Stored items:

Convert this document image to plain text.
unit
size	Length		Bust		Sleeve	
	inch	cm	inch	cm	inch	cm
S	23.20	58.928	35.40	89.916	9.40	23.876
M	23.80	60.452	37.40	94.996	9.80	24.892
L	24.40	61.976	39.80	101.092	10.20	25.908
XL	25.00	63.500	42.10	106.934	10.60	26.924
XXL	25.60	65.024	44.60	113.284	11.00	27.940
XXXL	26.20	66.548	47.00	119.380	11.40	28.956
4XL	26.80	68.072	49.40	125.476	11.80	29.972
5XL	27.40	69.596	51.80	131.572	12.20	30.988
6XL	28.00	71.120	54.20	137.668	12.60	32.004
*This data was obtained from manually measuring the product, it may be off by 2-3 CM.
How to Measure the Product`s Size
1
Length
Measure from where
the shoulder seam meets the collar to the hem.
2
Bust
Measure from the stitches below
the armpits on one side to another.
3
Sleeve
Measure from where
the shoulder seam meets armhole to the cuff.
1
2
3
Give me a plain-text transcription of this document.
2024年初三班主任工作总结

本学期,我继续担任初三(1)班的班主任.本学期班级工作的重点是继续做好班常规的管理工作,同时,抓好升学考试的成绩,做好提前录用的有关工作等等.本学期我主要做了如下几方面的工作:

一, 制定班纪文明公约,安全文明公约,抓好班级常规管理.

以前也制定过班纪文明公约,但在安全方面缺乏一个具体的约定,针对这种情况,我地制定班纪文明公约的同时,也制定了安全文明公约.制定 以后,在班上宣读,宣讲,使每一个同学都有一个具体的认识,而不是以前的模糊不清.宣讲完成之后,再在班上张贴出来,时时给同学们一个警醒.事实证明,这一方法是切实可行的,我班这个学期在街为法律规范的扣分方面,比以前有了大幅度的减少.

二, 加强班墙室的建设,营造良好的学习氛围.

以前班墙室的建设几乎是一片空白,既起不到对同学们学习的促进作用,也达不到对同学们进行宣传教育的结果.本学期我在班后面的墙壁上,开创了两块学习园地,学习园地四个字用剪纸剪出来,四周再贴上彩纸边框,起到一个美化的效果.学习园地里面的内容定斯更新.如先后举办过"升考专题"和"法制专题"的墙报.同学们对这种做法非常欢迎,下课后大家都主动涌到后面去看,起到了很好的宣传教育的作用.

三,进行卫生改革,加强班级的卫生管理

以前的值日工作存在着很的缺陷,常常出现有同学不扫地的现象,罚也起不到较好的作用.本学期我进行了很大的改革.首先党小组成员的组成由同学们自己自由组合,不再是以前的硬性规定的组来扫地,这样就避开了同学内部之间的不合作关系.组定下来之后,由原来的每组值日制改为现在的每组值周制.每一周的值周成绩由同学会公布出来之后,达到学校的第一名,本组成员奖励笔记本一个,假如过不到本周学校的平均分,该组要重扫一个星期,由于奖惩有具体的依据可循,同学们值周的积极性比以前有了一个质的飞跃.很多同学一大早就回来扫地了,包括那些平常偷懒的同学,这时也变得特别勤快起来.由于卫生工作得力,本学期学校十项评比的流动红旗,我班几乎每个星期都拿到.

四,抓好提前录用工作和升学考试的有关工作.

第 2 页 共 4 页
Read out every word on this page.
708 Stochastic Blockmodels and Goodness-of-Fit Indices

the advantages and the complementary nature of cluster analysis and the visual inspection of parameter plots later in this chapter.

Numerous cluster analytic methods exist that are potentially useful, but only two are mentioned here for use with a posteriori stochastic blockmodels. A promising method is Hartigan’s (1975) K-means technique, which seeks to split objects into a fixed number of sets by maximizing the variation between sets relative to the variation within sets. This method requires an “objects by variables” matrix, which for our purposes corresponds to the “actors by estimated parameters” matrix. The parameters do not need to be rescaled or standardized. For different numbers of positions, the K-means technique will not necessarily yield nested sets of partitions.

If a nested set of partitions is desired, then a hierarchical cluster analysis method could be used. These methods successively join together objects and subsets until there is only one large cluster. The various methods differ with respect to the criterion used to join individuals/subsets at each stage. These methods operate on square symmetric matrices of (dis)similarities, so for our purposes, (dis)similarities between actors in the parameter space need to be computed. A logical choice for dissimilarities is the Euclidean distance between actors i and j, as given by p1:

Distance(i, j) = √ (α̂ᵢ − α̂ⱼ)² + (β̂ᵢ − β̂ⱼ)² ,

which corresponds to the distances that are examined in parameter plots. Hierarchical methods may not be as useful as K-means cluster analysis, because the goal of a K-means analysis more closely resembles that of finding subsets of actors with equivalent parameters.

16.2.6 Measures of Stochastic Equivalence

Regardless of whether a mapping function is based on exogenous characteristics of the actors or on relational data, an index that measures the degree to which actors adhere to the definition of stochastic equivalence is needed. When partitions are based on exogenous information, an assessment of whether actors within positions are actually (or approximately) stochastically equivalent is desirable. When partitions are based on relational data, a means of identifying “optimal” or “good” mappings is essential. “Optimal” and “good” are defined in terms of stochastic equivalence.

Work instructions:
Output the complete data exactly as written.

Complete response:
Convert this document image to plain text.
unit
size	Length		Bust		Sleeve	
	inch	cm	inch	cm	inch	cm
S	23.20	58.928	35.40	89.916	9.40	23.876
M	23.80	60.452	37.40	94.996	9.80	24.892
L	24.40	61.976	39.80	101.092	10.20	25.908
XL	25.00	63.500	42.10	106.934	10.60	26.924
XXL	25.60	65.024	44.60	113.284	11.00	27.940
XXXL	26.20	66.548	47.00	119.380	11.40	28.956
4XL	26.80	68.072	49.40	125.476	11.80	29.972
5XL	27.40	69.596	51.80	131.572	12.20	30.988
6XL	28.00	71.120	54.20	137.668	12.60	32.004
*This data was obtained from manually measuring the product, it may be off by 2-3 CM.
How to Measure the Product`s Size
1
Length
Measure from where
the shoulder seam meets the collar to the hem.
2
Bust
Measure from the stitches below
the armpits on one side to another.
3
Sleeve
Measure from where
the shoulder seam meets armhole to the cuff.
1
2
3
Give me a plain-text transcription of this document.
2024年初三班主任工作总结

本学期,我继续担任初三(1)班的班主任.本学期班级工作的重点是继续做好班常规的管理工作,同时,抓好升学考试的成绩,做好提前录用的有关工作等等.本学期我主要做了如下几方面的工作:

一, 制定班纪文明公约,安全文明公约,抓好班级常规管理.

以前也制定过班纪文明公约,但在安全方面缺乏一个具体的约定,针对这种情况,我地制定班纪文明公约的同时,也制定了安全文明公约.制定 以后,在班上宣读,宣讲,使每一个同学都有一个具体的认识,而不是以前的模糊不清.宣讲完成之后,再在班上张贴出来,时时给同学们一个警醒.事实证明,这一方法是切实可行的,我班这个学期在街为法律规范的扣分方面,比以前有了大幅度的减少.

二, 加强班墙室的建设,营造良好的学习氛围.

以前班墙室的建设几乎是一片空白,既起不到对同学们学习的促进作用,也达不到对同学们进行宣传教育的结果.本学期我在班后面的墙壁上,开创了两块学习园地,学习园地四个字用剪纸剪出来,四周再贴上彩纸边框,起到一个美化的效果.学习园地里面的内容定斯更新.如先后举办过"升考专题"和"法制专题"的墙报.同学们对这种做法非常欢迎,下课后大家都主动涌到后面去看,起到了很好的宣传教育的作用.

三,进行卫生改革,加强班级的卫生管理

以前的值日工作存在着很的缺陷,常常出现有同学不扫地的现象,罚也起不到较好的作用.本学期我进行了很大的改革.首先党小组成员的组成由同学们自己自由组合,不再是以前的硬性规定的组来扫地,这样就避开了同学内部之间的不合作关系.组定下来之后,由原来的每组值日制改为现在的每组值周制.每一周的值周成绩由同学会公布出来之后,达到学校的第一名,本组成员奖励笔记本一个,假如过不到本周学校的平均分,该组要重扫一个星期,由于奖惩有具体的依据可循,同学们值周的积极性比以前有了一个质的飞跃.很多同学一大早就回来扫地了,包括那些平常偷懒的同学,这时也变得特别勤快起来.由于卫生工作得力,本学期学校十项评比的流动红旗,我班几乎每个星期都拿到.

四,抓好提前录用工作和升学考试的有关工作.

第 2 页 共 4 页
Read out every word on this page.
708 Stochastic Blockmodels and Goodness-of-Fit Indices

the advantages and the complementary nature of cluster analysis and the visual inspection of parameter plots later in this chapter.

Numerous cluster analytic methods exist that are potentially useful, but only two are mentioned here for use with a posteriori stochastic blockmodels. A promising method is Hartigan’s (1975) K-means technique, which seeks to split objects into a fixed number of sets by maximizing the variation between sets relative to the variation within sets. This method requires an “objects by variables” matrix, which for our purposes corresponds to the “actors by estimated parameters” matrix. The parameters do not need to be rescaled or standardized. For different numbers of positions, the K-means technique will not necessarily yield nested sets of partitions.

If a nested set of partitions is desired, then a hierarchical cluster analysis method could be used. These methods successively join together objects and subsets until there is only one large cluster. The various methods differ with respect to the criterion used to join individuals/subsets at each stage. These methods operate on square symmetric matrices of (dis)similarities, so for our purposes, (dis)similarities between actors in the parameter space need to be computed. A logical choice for dissimilarities is the Euclidean distance between actors i and j, as given by p1:

Distance(i, j) = √ (α̂ᵢ − α̂ⱼ)² + (β̂ᵢ − β̂ⱼ)² ,

which corresponds to the distances that are examined in parameter plots. Hierarchical methods may not be as useful as K-means cluster analysis, because the goal of a K-means analysis more closely resembles that of finding subsets of actors with equivalent parameters.

16.2.6 Measures of Stochastic Equivalence

Regardless of whether a mapping function is based on exogenous characteristics of the actors or on relational data, an index that measures the degree to which actors adhere to the definition of stochastic equivalence is needed. When partitions are based on exogenous information, an assessment of whether actors within positions are actually (or approximately) stochastically equivalent is desirable. When partitions are based on relational data, a means of identifying “optimal” or “good” mappings is essential. “Optimal” and “good” are defined in terms of stochastic equivalence.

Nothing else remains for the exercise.